(Records from a data source)

* * * * * * *

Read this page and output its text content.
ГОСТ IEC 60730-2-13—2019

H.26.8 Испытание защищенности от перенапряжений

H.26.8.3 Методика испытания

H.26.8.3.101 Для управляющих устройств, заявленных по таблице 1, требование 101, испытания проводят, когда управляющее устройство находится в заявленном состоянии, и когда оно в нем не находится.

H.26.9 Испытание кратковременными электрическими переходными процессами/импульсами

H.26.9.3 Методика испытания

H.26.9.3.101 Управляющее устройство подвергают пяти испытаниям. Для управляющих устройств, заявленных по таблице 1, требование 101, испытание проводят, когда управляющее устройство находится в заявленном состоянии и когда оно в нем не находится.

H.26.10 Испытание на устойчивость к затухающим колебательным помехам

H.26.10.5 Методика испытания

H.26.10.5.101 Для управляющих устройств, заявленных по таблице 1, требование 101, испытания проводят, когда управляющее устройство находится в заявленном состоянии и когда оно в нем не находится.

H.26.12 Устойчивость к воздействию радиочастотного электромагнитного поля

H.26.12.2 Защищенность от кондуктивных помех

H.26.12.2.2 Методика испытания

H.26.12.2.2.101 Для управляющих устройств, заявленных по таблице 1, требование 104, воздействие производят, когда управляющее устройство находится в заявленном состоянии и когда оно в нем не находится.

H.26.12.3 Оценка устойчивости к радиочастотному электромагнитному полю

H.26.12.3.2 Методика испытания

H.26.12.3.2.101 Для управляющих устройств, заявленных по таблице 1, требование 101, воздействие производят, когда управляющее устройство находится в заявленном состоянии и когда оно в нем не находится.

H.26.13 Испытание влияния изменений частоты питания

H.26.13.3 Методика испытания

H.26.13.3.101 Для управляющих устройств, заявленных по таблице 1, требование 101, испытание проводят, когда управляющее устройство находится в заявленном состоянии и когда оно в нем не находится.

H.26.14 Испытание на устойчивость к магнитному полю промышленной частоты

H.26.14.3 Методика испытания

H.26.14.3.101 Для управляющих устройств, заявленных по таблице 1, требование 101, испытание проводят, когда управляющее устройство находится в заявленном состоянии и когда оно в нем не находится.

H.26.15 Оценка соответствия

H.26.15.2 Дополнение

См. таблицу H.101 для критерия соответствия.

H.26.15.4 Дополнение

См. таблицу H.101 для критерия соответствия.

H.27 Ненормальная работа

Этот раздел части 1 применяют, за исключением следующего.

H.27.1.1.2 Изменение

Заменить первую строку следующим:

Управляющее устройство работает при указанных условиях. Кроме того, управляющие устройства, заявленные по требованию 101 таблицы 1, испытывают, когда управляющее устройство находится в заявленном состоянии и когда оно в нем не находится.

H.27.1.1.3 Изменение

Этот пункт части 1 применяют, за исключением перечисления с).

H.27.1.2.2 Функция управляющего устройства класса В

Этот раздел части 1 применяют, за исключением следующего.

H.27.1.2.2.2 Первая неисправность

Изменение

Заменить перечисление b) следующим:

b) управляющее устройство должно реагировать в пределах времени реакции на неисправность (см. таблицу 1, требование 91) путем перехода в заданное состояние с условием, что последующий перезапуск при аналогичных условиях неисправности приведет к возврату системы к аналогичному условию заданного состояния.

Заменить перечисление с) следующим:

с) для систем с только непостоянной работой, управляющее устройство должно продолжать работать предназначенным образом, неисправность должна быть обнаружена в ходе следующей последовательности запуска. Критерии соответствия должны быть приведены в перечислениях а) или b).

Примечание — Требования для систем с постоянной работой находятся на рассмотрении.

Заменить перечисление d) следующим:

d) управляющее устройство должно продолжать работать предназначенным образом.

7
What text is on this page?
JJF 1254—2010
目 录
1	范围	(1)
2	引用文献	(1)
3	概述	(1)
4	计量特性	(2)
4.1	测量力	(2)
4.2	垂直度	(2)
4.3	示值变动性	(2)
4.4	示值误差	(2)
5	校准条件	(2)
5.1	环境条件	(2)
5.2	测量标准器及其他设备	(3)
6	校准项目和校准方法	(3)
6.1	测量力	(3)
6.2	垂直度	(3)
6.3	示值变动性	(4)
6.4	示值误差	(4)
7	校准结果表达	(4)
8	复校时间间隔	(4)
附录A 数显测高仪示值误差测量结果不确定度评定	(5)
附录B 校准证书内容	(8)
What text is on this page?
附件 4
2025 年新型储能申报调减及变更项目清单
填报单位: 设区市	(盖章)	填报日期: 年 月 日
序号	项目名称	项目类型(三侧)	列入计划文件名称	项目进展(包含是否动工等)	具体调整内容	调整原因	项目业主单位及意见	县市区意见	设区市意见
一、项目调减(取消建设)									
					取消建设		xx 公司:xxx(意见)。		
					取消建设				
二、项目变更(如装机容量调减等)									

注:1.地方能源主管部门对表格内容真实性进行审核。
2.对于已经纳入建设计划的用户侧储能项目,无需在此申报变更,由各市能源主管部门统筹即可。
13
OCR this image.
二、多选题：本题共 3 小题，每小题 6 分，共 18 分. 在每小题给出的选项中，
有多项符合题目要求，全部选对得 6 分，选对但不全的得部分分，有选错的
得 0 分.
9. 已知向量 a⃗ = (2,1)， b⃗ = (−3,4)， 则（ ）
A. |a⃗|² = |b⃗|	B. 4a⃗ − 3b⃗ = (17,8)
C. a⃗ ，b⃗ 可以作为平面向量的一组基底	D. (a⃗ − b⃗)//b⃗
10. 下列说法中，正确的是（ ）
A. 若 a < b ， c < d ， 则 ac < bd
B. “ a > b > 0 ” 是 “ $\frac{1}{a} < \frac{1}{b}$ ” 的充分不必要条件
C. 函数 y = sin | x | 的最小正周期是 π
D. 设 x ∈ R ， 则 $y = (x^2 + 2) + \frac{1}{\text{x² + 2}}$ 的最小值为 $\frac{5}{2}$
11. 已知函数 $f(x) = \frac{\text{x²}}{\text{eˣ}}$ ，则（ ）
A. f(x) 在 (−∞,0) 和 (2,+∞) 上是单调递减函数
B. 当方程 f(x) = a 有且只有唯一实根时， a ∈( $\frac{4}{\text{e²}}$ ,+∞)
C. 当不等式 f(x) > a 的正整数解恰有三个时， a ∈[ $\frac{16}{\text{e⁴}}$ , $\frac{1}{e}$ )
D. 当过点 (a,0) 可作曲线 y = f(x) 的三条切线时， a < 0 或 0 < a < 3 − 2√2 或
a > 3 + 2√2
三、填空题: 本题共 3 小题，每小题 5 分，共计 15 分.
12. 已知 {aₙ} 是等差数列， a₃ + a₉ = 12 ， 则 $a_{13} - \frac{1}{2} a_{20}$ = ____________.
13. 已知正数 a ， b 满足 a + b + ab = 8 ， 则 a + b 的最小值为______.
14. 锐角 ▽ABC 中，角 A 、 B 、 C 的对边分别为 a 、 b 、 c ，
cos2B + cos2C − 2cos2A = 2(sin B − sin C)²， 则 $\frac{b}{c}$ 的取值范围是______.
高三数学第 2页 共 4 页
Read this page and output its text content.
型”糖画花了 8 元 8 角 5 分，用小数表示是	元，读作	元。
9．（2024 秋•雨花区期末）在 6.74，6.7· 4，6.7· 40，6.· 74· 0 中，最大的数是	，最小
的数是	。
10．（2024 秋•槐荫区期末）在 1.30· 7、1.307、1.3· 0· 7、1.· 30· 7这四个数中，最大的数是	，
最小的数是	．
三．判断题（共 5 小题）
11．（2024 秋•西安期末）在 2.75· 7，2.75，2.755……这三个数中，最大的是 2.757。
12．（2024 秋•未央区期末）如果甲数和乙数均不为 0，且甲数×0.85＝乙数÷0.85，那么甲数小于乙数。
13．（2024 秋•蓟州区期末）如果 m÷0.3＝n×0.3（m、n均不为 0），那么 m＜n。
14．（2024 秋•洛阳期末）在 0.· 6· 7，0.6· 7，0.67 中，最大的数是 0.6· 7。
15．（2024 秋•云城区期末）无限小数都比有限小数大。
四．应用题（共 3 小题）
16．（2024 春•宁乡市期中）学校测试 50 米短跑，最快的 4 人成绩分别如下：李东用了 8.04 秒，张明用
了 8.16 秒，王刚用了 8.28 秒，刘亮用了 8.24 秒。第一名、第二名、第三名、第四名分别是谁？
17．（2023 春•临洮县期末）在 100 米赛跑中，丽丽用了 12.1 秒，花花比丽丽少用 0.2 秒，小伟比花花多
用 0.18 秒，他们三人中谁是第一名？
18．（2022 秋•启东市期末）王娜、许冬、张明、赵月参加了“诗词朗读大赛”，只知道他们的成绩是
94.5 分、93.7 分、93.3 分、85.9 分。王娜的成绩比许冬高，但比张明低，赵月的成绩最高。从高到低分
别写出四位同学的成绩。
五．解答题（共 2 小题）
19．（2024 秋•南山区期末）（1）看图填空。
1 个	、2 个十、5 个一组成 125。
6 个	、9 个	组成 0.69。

* * * * * * *

## THE REQUEST
The required output is the number of lines containing the word "Оценка", and nothing besides.

## THE RESULT
2